## [Problem details]
Present every line in which the string "grundarfjordur" appears.

## [Raw data]
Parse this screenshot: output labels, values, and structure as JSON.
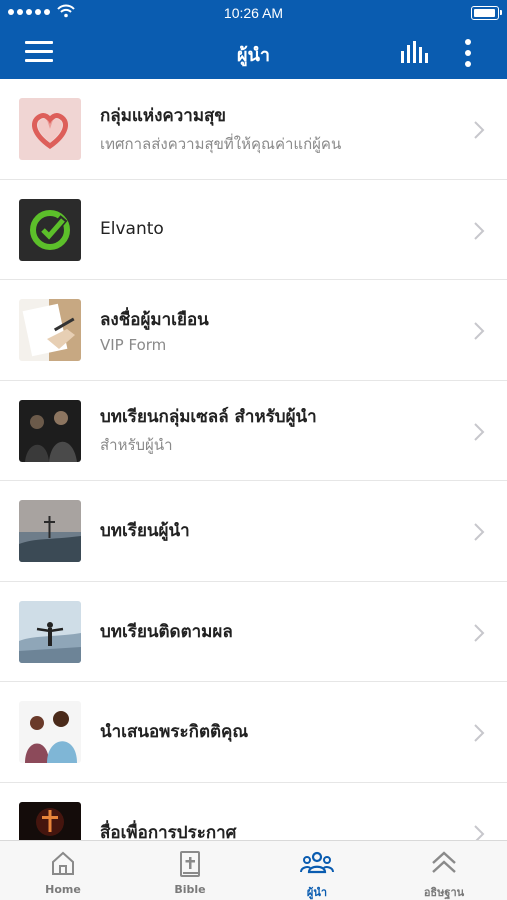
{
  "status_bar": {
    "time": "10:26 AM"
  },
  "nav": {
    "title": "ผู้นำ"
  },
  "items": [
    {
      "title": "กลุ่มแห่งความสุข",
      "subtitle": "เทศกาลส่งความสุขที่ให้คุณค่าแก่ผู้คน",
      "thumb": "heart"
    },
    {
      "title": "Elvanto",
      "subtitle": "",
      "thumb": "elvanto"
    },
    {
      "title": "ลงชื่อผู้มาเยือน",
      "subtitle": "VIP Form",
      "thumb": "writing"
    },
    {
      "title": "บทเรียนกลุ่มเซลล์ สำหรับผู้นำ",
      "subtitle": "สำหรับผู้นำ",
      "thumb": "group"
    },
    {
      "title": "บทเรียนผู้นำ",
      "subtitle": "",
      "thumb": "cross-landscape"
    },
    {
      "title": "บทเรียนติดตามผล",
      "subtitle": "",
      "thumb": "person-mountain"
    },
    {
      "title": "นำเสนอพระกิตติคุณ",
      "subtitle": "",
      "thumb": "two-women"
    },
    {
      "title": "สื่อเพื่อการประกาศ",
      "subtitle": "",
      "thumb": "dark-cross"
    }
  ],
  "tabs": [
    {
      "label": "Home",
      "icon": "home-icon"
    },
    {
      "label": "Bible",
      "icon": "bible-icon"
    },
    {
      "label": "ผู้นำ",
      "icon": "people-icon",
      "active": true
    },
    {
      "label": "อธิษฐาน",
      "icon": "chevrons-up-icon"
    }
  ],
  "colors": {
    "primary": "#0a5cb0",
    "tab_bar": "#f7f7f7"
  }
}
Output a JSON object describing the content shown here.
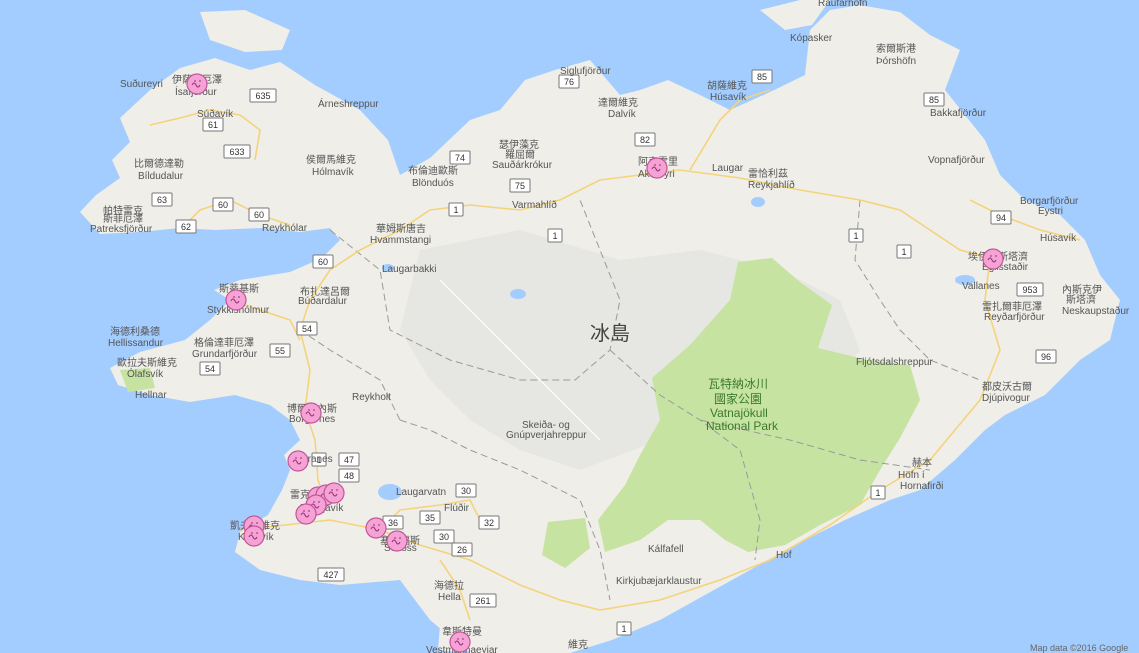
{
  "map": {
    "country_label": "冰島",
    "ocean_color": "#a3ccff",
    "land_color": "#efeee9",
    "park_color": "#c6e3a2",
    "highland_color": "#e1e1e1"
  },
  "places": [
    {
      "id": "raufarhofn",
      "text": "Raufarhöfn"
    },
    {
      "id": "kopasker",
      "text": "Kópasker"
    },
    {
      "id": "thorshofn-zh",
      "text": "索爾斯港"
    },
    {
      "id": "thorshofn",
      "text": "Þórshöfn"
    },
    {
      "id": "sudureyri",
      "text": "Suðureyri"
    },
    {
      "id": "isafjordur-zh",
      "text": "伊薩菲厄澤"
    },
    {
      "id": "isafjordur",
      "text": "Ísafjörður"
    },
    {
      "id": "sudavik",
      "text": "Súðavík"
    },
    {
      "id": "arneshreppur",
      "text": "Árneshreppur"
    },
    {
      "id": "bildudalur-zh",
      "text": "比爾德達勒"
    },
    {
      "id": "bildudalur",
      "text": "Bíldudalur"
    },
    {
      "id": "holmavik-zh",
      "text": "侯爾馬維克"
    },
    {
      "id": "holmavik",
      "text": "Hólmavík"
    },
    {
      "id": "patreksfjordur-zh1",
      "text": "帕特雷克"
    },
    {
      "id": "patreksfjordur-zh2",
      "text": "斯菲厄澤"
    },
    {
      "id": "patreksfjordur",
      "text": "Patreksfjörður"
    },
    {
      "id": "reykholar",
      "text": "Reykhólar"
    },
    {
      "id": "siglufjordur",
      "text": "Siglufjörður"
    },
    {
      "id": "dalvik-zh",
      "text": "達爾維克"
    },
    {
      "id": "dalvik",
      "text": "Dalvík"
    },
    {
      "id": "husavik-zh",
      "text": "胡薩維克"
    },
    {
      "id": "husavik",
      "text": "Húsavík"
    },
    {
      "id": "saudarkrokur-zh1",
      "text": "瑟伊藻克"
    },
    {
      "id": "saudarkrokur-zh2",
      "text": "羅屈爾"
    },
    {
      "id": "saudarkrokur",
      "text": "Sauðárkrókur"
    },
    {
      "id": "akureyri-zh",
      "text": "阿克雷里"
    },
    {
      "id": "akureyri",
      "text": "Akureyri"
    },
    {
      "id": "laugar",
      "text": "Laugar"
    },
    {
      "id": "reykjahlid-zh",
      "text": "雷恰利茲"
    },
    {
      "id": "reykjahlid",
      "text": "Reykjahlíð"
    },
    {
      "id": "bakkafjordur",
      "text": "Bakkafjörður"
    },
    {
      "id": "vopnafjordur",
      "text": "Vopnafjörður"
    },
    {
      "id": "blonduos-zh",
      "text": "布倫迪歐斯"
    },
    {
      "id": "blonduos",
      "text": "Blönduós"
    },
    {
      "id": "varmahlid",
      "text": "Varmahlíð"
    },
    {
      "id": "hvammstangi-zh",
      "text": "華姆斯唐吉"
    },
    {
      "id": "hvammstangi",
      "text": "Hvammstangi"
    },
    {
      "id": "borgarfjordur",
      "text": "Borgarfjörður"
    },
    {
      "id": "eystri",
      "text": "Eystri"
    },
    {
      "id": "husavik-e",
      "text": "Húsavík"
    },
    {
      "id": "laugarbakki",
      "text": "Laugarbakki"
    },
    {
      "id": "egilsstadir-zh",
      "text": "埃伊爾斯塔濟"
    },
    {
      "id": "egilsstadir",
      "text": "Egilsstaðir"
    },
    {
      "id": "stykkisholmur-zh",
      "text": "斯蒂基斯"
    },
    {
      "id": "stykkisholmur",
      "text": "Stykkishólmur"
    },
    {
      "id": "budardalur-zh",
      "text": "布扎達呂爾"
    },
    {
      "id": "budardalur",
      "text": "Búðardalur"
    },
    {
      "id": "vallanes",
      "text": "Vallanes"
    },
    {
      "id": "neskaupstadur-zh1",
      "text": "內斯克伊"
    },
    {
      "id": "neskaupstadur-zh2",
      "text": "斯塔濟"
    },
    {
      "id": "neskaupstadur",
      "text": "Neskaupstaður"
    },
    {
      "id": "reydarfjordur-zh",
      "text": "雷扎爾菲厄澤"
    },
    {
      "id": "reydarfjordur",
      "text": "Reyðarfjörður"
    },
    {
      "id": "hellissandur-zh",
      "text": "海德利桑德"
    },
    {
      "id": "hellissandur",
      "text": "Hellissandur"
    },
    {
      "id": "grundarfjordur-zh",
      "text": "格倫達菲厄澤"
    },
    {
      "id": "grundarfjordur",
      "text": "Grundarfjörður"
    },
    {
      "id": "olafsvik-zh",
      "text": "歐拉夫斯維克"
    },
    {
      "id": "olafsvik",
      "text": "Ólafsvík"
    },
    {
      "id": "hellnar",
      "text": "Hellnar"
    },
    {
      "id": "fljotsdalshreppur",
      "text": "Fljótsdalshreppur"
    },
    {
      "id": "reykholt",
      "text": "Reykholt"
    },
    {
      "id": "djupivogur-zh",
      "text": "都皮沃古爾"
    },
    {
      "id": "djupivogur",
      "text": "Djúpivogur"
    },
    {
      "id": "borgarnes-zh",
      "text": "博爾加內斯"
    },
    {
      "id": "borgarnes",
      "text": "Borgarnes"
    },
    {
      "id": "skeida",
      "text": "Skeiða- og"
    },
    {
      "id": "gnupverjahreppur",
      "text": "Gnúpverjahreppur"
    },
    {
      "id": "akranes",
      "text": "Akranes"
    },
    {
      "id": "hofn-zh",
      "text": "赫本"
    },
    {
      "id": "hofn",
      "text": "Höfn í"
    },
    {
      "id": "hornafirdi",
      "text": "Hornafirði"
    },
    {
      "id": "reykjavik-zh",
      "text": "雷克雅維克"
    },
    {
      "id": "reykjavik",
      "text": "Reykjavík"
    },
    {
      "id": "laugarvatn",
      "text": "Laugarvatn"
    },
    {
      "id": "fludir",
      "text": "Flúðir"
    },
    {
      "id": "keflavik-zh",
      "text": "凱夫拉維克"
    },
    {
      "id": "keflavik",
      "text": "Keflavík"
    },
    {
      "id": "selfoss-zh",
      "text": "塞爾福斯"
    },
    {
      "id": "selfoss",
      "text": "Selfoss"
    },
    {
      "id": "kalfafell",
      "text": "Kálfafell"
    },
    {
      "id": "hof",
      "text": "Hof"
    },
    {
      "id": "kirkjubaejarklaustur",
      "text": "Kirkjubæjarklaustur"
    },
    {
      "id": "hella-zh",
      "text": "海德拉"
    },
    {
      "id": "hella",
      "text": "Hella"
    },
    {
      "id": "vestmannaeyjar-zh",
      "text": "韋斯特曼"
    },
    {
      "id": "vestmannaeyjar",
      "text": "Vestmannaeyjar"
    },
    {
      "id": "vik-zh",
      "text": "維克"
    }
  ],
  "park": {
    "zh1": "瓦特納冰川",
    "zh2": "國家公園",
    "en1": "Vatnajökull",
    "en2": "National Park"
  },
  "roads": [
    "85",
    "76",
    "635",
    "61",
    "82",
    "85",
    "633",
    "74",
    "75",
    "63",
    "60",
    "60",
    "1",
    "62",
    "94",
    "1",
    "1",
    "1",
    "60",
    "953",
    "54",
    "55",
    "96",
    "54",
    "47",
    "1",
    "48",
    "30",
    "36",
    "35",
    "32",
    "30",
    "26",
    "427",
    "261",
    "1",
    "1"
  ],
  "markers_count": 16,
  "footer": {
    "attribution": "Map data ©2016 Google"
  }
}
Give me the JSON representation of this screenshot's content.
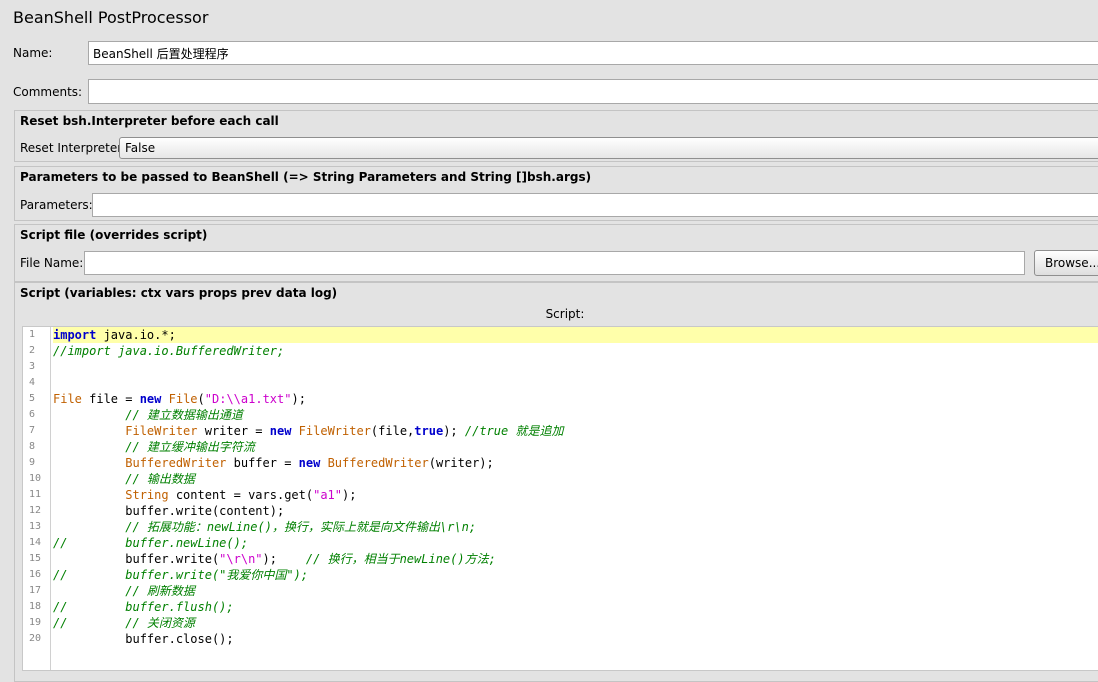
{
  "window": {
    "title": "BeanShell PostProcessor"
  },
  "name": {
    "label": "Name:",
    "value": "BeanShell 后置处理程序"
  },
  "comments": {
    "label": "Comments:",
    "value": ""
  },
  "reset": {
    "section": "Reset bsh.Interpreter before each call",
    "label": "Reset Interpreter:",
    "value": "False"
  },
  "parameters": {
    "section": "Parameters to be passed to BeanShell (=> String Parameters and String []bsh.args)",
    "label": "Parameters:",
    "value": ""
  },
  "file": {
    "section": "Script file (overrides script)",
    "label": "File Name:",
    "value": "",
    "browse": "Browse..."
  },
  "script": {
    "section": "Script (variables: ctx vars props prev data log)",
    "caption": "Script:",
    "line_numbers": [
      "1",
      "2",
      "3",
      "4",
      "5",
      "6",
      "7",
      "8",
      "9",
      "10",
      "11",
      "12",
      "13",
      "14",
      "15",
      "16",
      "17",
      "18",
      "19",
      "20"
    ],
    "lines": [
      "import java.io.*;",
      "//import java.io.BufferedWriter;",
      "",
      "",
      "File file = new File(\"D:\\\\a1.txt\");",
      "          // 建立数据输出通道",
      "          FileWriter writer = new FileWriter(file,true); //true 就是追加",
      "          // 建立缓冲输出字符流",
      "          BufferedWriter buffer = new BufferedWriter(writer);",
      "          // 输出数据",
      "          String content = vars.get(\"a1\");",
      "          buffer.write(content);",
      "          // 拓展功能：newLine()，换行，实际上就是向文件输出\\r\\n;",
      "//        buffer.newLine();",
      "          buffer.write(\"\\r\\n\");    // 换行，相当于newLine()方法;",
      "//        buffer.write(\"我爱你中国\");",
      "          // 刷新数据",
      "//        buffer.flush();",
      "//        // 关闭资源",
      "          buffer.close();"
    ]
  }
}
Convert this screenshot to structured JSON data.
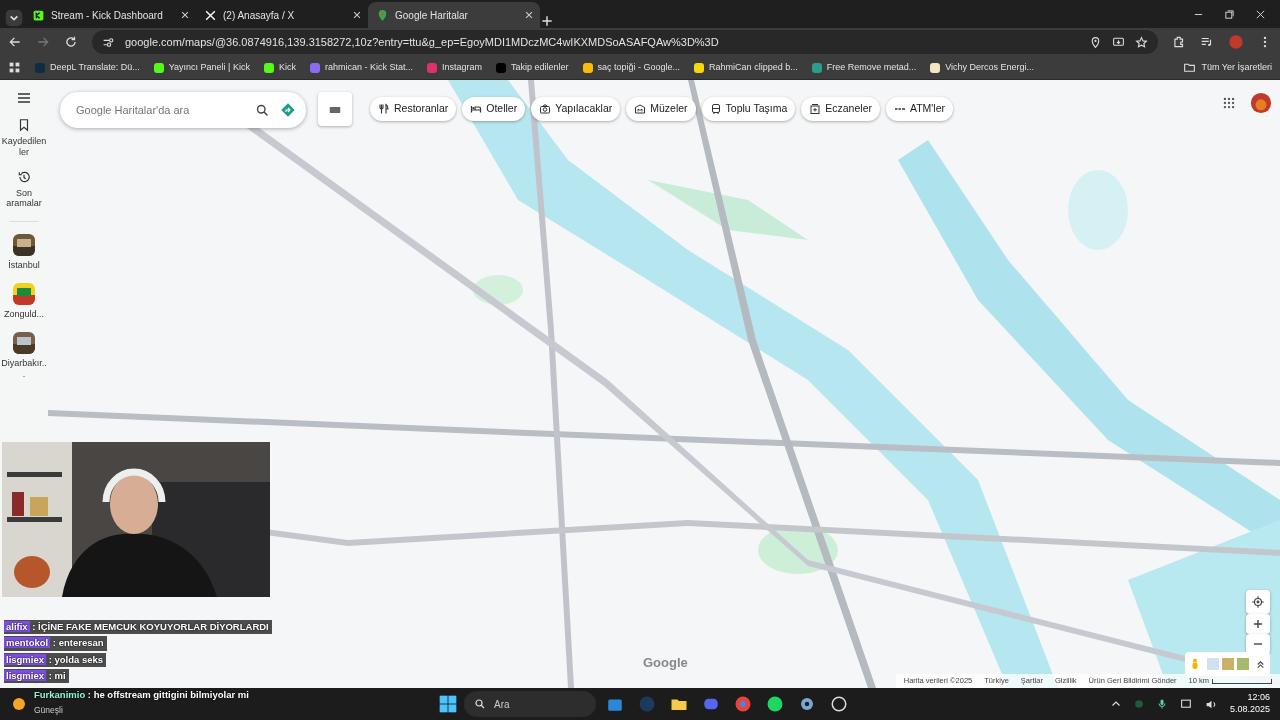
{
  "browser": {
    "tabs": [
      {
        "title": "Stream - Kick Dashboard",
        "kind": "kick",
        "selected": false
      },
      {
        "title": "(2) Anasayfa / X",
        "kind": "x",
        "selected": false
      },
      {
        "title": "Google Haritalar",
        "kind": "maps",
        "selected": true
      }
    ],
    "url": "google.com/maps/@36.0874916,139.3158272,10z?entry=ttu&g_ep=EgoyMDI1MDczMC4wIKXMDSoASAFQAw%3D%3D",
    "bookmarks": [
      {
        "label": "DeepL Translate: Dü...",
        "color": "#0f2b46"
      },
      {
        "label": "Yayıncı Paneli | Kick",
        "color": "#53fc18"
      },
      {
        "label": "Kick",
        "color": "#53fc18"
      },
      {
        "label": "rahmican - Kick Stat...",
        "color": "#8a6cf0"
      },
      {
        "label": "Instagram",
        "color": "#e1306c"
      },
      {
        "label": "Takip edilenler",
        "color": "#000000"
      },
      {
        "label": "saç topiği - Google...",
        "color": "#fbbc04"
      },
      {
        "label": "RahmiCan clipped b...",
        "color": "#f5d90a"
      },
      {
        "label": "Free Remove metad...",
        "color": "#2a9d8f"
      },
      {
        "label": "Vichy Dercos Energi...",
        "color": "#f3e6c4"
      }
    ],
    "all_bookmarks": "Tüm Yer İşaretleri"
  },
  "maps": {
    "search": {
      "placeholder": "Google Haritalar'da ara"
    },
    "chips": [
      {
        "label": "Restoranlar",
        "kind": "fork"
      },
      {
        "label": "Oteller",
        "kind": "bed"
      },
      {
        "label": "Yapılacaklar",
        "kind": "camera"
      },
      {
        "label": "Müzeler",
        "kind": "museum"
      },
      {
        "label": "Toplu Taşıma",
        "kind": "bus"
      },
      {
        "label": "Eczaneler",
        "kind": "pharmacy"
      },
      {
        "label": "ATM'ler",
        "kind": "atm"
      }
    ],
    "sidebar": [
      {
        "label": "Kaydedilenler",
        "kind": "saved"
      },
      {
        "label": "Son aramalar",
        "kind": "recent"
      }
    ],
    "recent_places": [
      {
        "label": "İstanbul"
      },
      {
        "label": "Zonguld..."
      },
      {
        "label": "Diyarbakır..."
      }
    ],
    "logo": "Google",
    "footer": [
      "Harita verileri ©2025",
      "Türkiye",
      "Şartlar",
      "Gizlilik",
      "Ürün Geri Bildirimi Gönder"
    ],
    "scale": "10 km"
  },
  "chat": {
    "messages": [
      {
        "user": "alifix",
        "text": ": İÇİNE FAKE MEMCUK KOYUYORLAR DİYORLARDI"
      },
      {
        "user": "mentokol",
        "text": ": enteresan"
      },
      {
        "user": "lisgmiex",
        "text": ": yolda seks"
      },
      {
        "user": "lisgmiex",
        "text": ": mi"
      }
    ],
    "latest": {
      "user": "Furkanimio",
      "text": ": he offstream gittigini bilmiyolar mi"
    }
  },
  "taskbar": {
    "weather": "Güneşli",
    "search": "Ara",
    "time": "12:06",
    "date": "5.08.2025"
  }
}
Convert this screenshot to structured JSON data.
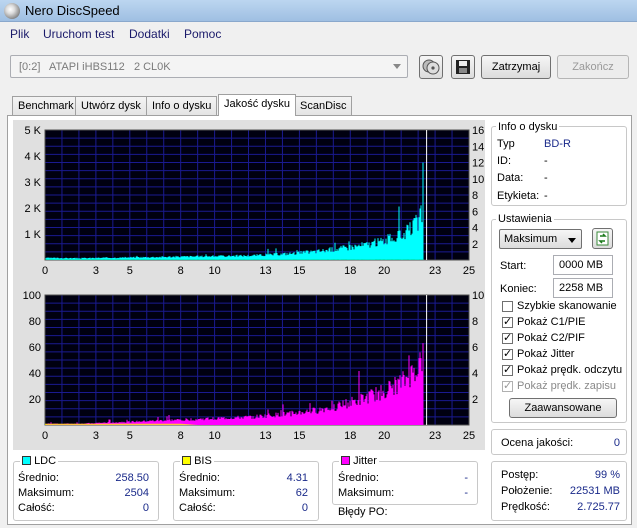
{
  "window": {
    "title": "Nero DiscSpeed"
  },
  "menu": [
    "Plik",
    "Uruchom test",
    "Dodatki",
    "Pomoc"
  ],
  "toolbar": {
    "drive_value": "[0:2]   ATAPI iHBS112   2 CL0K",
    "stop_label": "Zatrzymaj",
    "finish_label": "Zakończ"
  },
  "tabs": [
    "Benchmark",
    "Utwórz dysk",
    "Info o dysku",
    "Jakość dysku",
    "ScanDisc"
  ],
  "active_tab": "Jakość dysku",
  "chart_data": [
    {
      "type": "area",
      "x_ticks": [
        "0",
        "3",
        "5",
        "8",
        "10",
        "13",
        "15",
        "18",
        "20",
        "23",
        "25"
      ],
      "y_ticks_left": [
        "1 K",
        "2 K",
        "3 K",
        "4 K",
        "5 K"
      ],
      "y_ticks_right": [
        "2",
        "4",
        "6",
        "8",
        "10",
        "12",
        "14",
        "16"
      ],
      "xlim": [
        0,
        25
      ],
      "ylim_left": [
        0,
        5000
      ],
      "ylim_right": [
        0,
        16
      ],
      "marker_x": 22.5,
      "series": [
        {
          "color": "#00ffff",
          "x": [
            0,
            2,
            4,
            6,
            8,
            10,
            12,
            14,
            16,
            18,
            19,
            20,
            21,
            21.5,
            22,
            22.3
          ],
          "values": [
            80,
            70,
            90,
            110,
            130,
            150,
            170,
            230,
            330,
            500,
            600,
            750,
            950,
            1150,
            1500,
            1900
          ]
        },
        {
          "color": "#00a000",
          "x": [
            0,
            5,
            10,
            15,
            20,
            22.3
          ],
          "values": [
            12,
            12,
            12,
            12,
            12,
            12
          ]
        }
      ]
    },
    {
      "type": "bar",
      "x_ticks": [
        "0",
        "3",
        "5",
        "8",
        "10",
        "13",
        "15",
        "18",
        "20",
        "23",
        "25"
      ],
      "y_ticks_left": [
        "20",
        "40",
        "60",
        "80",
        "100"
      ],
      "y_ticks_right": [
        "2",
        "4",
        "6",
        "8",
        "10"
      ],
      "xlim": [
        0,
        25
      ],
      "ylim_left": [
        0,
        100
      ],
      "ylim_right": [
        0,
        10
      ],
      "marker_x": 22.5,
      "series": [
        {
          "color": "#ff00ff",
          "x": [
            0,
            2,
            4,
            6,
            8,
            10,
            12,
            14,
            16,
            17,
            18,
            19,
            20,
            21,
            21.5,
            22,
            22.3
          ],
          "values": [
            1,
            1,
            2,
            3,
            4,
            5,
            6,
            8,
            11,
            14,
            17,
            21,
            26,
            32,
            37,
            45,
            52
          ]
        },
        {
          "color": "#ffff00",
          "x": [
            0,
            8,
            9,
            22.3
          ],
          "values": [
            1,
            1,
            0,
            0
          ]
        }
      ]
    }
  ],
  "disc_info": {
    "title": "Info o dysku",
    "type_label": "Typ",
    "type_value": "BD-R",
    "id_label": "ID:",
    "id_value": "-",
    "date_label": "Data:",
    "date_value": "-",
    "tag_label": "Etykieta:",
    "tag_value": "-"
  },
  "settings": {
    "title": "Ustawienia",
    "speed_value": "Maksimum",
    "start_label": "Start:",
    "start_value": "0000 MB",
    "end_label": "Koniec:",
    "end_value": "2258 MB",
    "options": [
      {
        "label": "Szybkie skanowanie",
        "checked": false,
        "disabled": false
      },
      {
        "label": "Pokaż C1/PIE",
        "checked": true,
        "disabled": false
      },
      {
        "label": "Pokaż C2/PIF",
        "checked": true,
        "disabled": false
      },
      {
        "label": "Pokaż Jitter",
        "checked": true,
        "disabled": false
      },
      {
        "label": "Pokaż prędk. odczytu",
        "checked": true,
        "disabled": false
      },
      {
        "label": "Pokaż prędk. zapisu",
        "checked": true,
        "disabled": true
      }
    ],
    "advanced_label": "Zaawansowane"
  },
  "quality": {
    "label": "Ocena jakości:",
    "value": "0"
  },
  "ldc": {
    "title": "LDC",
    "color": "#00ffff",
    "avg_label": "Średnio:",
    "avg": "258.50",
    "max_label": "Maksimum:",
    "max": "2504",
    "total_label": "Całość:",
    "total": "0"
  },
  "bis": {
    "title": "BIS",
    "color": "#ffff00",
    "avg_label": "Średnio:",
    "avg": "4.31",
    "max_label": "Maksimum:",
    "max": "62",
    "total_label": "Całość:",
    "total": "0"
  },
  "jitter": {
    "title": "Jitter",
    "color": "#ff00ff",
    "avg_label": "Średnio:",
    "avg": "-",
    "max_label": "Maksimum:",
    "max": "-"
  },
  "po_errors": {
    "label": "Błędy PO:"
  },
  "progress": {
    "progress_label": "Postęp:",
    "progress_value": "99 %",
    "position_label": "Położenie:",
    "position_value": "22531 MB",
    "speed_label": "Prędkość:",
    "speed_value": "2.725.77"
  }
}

## [Answer to the task]
      "id": "grundarfjordur-zh",
      "id": "grundarfjordur",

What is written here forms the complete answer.